STATED TASK =
Your task is to extract every line from the material below exactly.
Start of TASK DATA
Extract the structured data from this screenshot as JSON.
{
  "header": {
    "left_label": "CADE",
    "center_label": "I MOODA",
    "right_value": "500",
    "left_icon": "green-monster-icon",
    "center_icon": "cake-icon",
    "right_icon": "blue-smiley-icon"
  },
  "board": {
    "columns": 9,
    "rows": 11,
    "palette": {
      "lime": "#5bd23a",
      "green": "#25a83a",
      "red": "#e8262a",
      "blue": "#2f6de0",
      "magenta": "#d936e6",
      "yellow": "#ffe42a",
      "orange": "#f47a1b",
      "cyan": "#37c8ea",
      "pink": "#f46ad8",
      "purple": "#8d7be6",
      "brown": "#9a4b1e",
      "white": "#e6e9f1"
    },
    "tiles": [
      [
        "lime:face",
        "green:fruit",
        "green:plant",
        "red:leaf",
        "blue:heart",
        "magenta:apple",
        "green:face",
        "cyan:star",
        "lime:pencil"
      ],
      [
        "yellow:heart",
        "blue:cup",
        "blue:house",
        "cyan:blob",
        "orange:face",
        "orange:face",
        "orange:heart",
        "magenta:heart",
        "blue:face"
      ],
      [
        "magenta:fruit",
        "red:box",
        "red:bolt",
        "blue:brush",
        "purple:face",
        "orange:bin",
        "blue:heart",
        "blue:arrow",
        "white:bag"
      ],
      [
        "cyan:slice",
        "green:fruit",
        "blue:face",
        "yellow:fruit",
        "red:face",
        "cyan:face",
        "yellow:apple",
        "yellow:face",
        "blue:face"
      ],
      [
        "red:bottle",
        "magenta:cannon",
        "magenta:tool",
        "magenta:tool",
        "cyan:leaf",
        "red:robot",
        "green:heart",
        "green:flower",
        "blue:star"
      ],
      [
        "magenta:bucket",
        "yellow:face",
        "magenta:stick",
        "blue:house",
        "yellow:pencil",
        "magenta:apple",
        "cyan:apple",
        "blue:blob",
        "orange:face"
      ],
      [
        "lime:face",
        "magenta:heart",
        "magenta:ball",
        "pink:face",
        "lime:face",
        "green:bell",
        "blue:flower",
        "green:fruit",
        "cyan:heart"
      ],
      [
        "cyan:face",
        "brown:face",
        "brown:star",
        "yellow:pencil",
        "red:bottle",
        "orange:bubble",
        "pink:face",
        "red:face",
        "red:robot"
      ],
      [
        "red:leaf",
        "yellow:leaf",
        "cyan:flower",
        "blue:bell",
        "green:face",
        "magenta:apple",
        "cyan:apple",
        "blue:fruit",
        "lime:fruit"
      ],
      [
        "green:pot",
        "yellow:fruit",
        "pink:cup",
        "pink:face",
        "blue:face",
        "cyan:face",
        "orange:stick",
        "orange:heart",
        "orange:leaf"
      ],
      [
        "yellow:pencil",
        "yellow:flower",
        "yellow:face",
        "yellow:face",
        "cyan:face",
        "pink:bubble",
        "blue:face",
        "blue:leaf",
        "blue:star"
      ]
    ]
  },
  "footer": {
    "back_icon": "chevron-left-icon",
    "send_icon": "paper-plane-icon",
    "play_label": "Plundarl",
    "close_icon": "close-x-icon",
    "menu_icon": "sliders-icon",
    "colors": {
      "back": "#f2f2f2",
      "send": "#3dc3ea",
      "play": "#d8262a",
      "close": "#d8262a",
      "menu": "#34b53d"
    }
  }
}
End of TASK DATA
ANSWER TO THIS TASK =
Extract the structured data from this screenshot as JSON.
{
  "header": {
    "left_label": "CADE",
    "center_label": "I MOODA",
    "right_value": "500",
    "left_icon": "green-monster-icon",
    "center_icon": "cake-icon",
    "right_icon": "blue-smiley-icon"
  },
  "board": {
    "columns": 9,
    "rows": 11,
    "palette": {
      "lime": "#5bd23a",
      "green": "#25a83a",
      "red": "#e8262a",
      "blue": "#2f6de0",
      "magenta": "#d936e6",
      "yellow": "#ffe42a",
      "orange": "#f47a1b",
      "cyan": "#37c8ea",
      "pink": "#f46ad8",
      "purple": "#8d7be6",
      "brown": "#9a4b1e",
      "white": "#e6e9f1"
    },
    "tiles": [
      [
        "lime:face",
        "green:fruit",
        "green:plant",
        "red:leaf",
        "blue:heart",
        "magenta:apple",
        "green:face",
        "cyan:star",
        "lime:pencil"
      ],
      [
        "yellow:heart",
        "blue:cup",
        "blue:house",
        "cyan:blob",
        "orange:face",
        "orange:face",
        "orange:heart",
        "magenta:heart",
        "blue:face"
      ],
      [
        "magenta:fruit",
        "red:box",
        "red:bolt",
        "blue:brush",
        "purple:face",
        "orange:bin",
        "blue:heart",
        "blue:arrow",
        "white:bag"
      ],
      [
        "cyan:slice",
        "green:fruit",
        "blue:face",
        "yellow:fruit",
        "red:face",
        "cyan:face",
        "yellow:apple",
        "yellow:face",
        "blue:face"
      ],
      [
        "red:bottle",
        "magenta:cannon",
        "magenta:tool",
        "magenta:tool",
        "cyan:leaf",
        "red:robot",
        "green:heart",
        "green:flower",
        "blue:star"
      ],
      [
        "magenta:bucket",
        "yellow:face",
        "magenta:stick",
        "blue:house",
        "yellow:pencil",
        "magenta:apple",
        "cyan:apple",
        "blue:blob",
        "orange:face"
      ],
      [
        "lime:face",
        "magenta:heart",
        "magenta:ball",
        "pink:face",
        "lime:face",
        "green:bell",
        "blue:flower",
        "green:fruit",
        "cyan:heart"
      ],
      [
        "cyan:face",
        "brown:face",
        "brown:star",
        "yellow:pencil",
        "red:bottle",
        "orange:bubble",
        "pink:face",
        "red:face",
        "red:robot"
      ],
      [
        "red:leaf",
        "yellow:leaf",
        "cyan:flower",
        "blue:bell",
        "green:face",
        "magenta:apple",
        "cyan:apple",
        "blue:fruit",
        "lime:fruit"
      ],
      [
        "green:pot",
        "yellow:fruit",
        "pink:cup",
        "pink:face",
        "blue:face",
        "cyan:face",
        "orange:stick",
        "orange:heart",
        "orange:leaf"
      ],
      [
        "yellow:pencil",
        "yellow:flower",
        "yellow:face",
        "yellow:face",
        "cyan:face",
        "pink:bubble",
        "blue:face",
        "blue:leaf",
        "blue:star"
      ]
    ]
  },
  "footer": {
    "back_icon": "chevron-left-icon",
    "send_icon": "paper-plane-icon",
    "play_label": "Plundarl",
    "close_icon": "close-x-icon",
    "menu_icon": "sliders-icon",
    "colors": {
      "back": "#f2f2f2",
      "send": "#3dc3ea",
      "play": "#d8262a",
      "close": "#d8262a",
      "menu": "#34b53d"
    }
  }
}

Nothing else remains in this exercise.